[Element and coordinate records]
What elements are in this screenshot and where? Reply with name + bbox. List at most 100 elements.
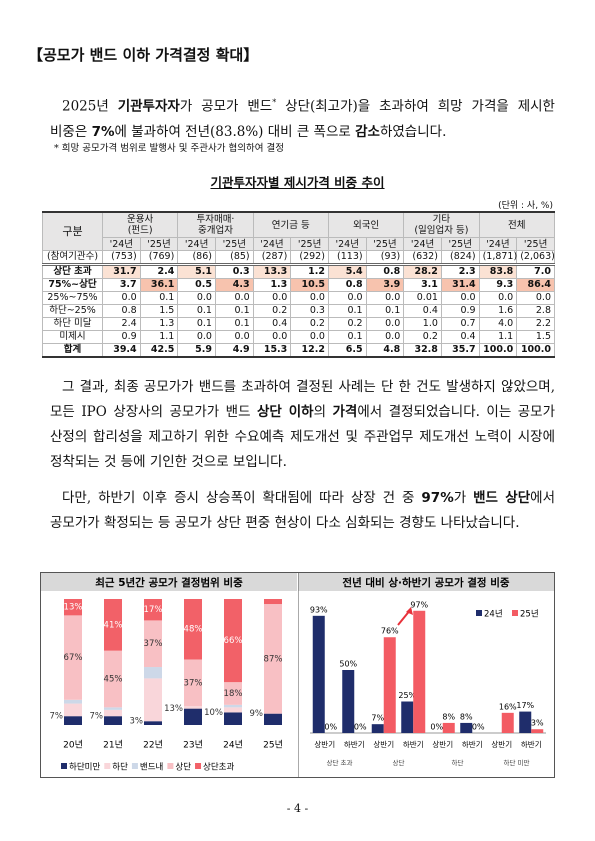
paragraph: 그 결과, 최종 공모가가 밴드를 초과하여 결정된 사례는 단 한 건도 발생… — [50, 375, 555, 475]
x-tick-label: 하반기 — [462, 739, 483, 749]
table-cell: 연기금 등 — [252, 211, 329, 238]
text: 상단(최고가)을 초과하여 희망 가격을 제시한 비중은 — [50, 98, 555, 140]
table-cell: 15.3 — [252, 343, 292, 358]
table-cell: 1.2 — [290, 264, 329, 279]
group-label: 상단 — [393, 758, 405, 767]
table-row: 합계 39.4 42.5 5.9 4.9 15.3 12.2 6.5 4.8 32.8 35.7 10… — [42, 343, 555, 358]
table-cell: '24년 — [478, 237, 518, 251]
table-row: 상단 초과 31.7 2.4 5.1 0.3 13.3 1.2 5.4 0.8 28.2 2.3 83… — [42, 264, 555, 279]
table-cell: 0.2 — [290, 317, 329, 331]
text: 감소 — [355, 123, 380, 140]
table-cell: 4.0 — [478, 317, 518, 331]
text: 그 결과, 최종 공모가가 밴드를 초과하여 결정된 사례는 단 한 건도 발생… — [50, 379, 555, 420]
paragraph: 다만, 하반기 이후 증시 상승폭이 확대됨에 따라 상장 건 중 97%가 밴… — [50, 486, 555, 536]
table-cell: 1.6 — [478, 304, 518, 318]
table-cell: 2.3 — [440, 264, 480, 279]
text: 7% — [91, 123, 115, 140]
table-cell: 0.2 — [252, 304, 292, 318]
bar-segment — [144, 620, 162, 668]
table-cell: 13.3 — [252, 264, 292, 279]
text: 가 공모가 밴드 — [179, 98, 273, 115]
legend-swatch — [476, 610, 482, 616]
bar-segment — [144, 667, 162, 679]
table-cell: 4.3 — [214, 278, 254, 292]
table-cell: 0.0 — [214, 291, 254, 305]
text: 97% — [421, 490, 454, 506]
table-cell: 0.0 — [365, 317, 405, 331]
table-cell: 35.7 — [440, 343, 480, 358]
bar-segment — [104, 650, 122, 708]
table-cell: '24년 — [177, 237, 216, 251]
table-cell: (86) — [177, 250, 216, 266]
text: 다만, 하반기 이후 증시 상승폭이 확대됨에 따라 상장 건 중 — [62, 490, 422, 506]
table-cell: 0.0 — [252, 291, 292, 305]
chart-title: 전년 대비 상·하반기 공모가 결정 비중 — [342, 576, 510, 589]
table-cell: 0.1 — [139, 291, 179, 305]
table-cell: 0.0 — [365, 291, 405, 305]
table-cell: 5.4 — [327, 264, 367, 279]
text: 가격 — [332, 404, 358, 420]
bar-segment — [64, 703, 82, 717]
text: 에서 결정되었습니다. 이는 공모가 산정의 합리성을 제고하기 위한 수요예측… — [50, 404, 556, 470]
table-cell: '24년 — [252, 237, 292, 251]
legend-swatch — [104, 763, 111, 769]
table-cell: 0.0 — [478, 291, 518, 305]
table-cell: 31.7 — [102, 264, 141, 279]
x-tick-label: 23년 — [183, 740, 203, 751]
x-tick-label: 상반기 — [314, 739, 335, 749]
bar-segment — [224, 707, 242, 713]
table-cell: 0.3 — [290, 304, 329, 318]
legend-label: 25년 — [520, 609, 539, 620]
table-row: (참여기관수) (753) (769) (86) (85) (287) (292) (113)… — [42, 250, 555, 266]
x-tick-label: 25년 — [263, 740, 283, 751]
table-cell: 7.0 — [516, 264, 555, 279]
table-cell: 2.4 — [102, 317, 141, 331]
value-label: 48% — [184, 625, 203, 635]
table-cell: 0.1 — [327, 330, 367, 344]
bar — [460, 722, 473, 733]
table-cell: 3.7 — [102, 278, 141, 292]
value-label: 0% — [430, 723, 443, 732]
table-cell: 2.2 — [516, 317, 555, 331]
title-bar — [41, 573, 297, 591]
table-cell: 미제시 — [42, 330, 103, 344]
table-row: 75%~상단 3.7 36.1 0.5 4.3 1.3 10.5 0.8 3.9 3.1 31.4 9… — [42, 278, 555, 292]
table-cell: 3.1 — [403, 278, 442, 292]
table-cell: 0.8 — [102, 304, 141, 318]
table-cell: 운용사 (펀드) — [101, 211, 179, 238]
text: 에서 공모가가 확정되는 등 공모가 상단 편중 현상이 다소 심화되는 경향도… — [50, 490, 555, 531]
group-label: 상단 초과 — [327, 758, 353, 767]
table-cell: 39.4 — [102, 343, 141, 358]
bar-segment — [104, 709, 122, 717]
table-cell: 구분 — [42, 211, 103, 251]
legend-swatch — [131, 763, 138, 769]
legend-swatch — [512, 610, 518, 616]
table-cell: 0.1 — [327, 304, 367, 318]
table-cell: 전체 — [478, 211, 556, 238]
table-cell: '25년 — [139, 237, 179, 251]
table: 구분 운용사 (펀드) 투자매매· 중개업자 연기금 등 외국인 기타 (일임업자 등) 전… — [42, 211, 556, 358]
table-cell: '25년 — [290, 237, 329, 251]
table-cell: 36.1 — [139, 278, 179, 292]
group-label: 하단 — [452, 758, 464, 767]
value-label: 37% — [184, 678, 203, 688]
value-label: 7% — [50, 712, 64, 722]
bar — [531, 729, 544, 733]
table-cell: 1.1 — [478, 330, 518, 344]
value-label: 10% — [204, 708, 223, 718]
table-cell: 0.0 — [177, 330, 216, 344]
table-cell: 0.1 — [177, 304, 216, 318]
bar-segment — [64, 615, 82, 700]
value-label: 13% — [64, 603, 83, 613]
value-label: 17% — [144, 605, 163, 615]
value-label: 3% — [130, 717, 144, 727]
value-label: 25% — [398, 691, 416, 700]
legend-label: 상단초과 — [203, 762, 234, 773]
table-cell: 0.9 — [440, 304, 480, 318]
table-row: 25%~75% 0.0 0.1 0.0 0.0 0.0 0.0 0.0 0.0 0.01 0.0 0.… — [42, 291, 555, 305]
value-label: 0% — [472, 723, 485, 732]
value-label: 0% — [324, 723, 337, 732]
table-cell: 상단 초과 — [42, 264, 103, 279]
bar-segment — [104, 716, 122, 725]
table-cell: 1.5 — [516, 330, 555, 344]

# Exercise directions
Quote all of the lines above word for word, and leave the pictures out of your answer.

# Answer for this exercise
What elements are in this screenshot and where? Reply with name + bbox. List at most 100 elements.
paragraph: 그 결과, 최종 공모가가 밴드를 초과하여 결정된 사례는 단 한 건도 발생… — [50, 375, 555, 475]
x-tick-label: 하반기 — [462, 739, 483, 749]
table-cell: 연기금 등 — [252, 211, 329, 238]
text: 상단(최고가)을 초과하여 희망 가격을 제시한 비중은 — [50, 98, 555, 140]
table-cell: 15.3 — [252, 343, 292, 358]
table-cell: 1.2 — [290, 264, 329, 279]
group-label: 상단 — [393, 758, 405, 767]
table-row: 합계 39.4 42.5 5.9 4.9 15.3 12.2 6.5 4.8 32.8 35.7 10… — [42, 343, 555, 358]
table-cell: '24년 — [478, 237, 518, 251]
table-row: 상단 초과 31.7 2.4 5.1 0.3 13.3 1.2 5.4 0.8 28.2 2.3 83… — [42, 264, 555, 279]
table-cell: 0.2 — [290, 317, 329, 331]
text: 감소 — [355, 123, 380, 140]
table-cell: 4.0 — [478, 317, 518, 331]
text: 그 결과, 최종 공모가가 밴드를 초과하여 결정된 사례는 단 한 건도 발생… — [50, 379, 555, 420]
paragraph: 다만, 하반기 이후 증시 상승폭이 확대됨에 따라 상장 건 중 97%가 밴… — [50, 486, 555, 536]
table-cell: 1.6 — [478, 304, 518, 318]
table-cell: 2.3 — [440, 264, 480, 279]
text: 7% — [91, 123, 115, 140]
table-cell: 0.2 — [252, 304, 292, 318]
bar-segment — [144, 620, 162, 668]
table-cell: 13.3 — [252, 264, 292, 279]
text: 가 공모가 밴드 — [179, 98, 273, 115]
legend-swatch — [476, 610, 482, 616]
bar-segment — [144, 667, 162, 679]
table-cell: 4.3 — [214, 278, 254, 292]
table-cell: 0.0 — [214, 291, 254, 305]
text: 97% — [421, 490, 454, 506]
table-cell: 0.0 — [365, 317, 405, 331]
table-cell: 35.7 — [440, 343, 480, 358]
bar-segment — [104, 650, 122, 708]
table-cell: '24년 — [177, 237, 216, 251]
table-cell: (86) — [177, 250, 216, 266]
text: 다만, 하반기 이후 증시 상승폭이 확대됨에 따라 상장 건 중 — [62, 490, 422, 506]
table-cell: 0.0 — [252, 291, 292, 305]
chart-title: 전년 대비 상·하반기 공모가 결정 비중 — [342, 576, 510, 589]
table-cell: 0.1 — [139, 291, 179, 305]
table-cell: 0.0 — [365, 291, 405, 305]
table-cell: 5.4 — [327, 264, 367, 279]
text: 가격 — [332, 404, 358, 420]
bar-segment — [64, 703, 82, 717]
text: 에서 결정되었습니다. 이는 공모가 산정의 합리성을 제고하기 위한 수요예측… — [50, 404, 556, 470]
table-cell: '24년 — [252, 237, 292, 251]
legend-swatch — [104, 763, 111, 769]
table-cell: 0.0 — [478, 291, 518, 305]
table-cell: 31.7 — [102, 264, 141, 279]
x-tick-label: 23년 — [183, 740, 203, 751]
x-tick-label: 상반기 — [314, 739, 335, 749]
bar-segment — [224, 707, 242, 713]
table-cell: 0.3 — [290, 304, 329, 318]
legend-label: 25년 — [520, 609, 539, 620]
table-row: (참여기관수) (753) (769) (86) (85) (287) (292) (113)… — [42, 250, 555, 266]
x-tick-label: 25년 — [263, 740, 283, 751]
table-cell: 7.0 — [516, 264, 555, 279]
table-cell: 2.4 — [102, 317, 141, 331]
value-label: 48% — [184, 625, 203, 635]
table-cell: 0.1 — [327, 330, 367, 344]
bar — [460, 722, 473, 733]
table-cell: 3.7 — [102, 278, 141, 292]
value-label: 0% — [430, 723, 443, 732]
table-cell: 2.2 — [516, 317, 555, 331]
title-bar — [41, 573, 297, 591]
table-cell: 미제시 — [42, 330, 103, 344]
table-row: 75%~상단 3.7 36.1 0.5 4.3 1.3 10.5 0.8 3.9 3.1 31.4 9… — [42, 278, 555, 292]
table-cell: 3.1 — [403, 278, 442, 292]
table-cell: 0.8 — [102, 304, 141, 318]
table-cell: 운용사 (펀드) — [101, 211, 179, 238]
text: 에서 공모가가 확정되는 등 공모가 상단 편중 현상이 다소 심화되는 경향도… — [50, 490, 555, 531]
group-label: 상단 초과 — [327, 758, 353, 767]
table-cell: 39.4 — [102, 343, 141, 358]
bar-segment — [104, 709, 122, 717]
table-cell: 구분 — [42, 211, 103, 251]
legend-swatch — [131, 763, 138, 769]
legend-swatch — [512, 610, 518, 616]
table-cell: 0.1 — [327, 304, 367, 318]
table-cell: 전체 — [478, 211, 556, 238]
table-cell: '25년 — [139, 237, 179, 251]
table: 구분 운용사 (펀드) 투자매매· 중개업자 연기금 등 외국인 기타 (일임업자 등) 전… — [42, 211, 556, 358]
table-cell: '25년 — [290, 237, 329, 251]
table-cell: 36.1 — [139, 278, 179, 292]
group-label: 하단 — [452, 758, 464, 767]
value-label: 37% — [184, 678, 203, 688]
value-label: 7% — [50, 712, 64, 722]
bar — [531, 729, 544, 733]
table-cell: 1.1 — [478, 330, 518, 344]
value-label: 10% — [204, 708, 223, 718]
table-cell: 0.0 — [177, 330, 216, 344]
table-cell: 0.1 — [177, 304, 216, 318]
bar-segment — [64, 615, 82, 700]
value-label: 13% — [64, 603, 83, 613]
value-label: 17% — [144, 605, 163, 615]
value-label: 3% — [130, 717, 144, 727]
value-label: 25% — [398, 691, 416, 700]
legend-label: 상단초과 — [203, 762, 234, 773]
table-cell: 0.9 — [440, 304, 480, 318]
table-row: 25%~75% 0.0 0.1 0.0 0.0 0.0 0.0 0.0 0.0 0.01 0.0 0.… — [42, 291, 555, 305]
value-label: 0% — [472, 723, 485, 732]
value-label: 0% — [324, 723, 337, 732]
table-cell: 상단 초과 — [42, 264, 103, 279]
bar-segment — [104, 716, 122, 725]
table-cell: 1.5 — [516, 330, 555, 344]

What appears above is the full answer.